◆ **Stated goal**
Exactly as written, print each record in the listing.

◆ **Source data**

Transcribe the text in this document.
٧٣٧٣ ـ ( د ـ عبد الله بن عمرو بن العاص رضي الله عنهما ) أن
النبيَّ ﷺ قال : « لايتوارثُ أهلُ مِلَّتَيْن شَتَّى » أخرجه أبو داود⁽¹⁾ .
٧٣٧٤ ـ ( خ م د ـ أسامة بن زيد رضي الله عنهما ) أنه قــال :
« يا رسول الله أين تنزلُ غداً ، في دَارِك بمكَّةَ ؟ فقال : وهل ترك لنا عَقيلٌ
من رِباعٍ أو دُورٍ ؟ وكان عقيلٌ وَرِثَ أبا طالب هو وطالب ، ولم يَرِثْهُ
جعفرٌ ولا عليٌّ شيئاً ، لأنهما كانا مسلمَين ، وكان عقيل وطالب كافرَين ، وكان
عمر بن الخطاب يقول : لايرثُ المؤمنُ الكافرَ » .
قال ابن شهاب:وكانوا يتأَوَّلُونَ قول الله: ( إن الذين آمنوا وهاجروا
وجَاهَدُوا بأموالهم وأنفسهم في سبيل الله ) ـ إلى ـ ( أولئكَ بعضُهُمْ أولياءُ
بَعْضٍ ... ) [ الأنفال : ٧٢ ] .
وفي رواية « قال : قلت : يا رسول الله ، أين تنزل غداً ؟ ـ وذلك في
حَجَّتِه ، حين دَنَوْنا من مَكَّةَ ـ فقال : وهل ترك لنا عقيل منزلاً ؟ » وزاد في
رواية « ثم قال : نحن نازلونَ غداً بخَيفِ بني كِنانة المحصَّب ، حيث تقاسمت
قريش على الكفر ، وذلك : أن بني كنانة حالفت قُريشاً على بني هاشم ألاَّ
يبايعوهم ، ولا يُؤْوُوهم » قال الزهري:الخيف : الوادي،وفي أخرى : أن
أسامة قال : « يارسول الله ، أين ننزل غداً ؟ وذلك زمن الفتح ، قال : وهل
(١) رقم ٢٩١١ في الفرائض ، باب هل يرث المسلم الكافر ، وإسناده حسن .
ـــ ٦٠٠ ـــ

◆ **Exercise output**
Transcribe the text in this document.
٧٣٧٣ ـ ( د ـ عبد الله بن عمرو بن العاص رضي الله عنهما ) أن
النبيَّ ﷺ قال : « لايتوارثُ أهلُ مِلَّتَيْن شَتَّى » أخرجه أبو داود⁽¹⁾ .
٧٣٧٤ ـ ( خ م د ـ أسامة بن زيد رضي الله عنهما ) أنه قــال :
« يا رسول الله أين تنزلُ غداً ، في دَارِك بمكَّةَ ؟ فقال : وهل ترك لنا عَقيلٌ
من رِباعٍ أو دُورٍ ؟ وكان عقيلٌ وَرِثَ أبا طالب هو وطالب ، ولم يَرِثْهُ
جعفرٌ ولا عليٌّ شيئاً ، لأنهما كانا مسلمَين ، وكان عقيل وطالب كافرَين ، وكان
عمر بن الخطاب يقول : لايرثُ المؤمنُ الكافرَ » .
قال ابن شهاب:وكانوا يتأَوَّلُونَ قول الله: ( إن الذين آمنوا وهاجروا
وجَاهَدُوا بأموالهم وأنفسهم في سبيل الله ) ـ إلى ـ ( أولئكَ بعضُهُمْ أولياءُ
بَعْضٍ ... ) [ الأنفال : ٧٢ ] .
وفي رواية « قال : قلت : يا رسول الله ، أين تنزل غداً ؟ ـ وذلك في
حَجَّتِه ، حين دَنَوْنا من مَكَّةَ ـ فقال : وهل ترك لنا عقيل منزلاً ؟ » وزاد في
رواية « ثم قال : نحن نازلونَ غداً بخَيفِ بني كِنانة المحصَّب ، حيث تقاسمت
قريش على الكفر ، وذلك : أن بني كنانة حالفت قُريشاً على بني هاشم ألاَّ
يبايعوهم ، ولا يُؤْوُوهم » قال الزهري:الخيف : الوادي،وفي أخرى : أن
أسامة قال : « يارسول الله ، أين ننزل غداً ؟ وذلك زمن الفتح ، قال : وهل
(١) رقم ٢٩١١ في الفرائض ، باب هل يرث المسلم الكافر ، وإسناده حسن .
ـــ ٦٠٠ ـــ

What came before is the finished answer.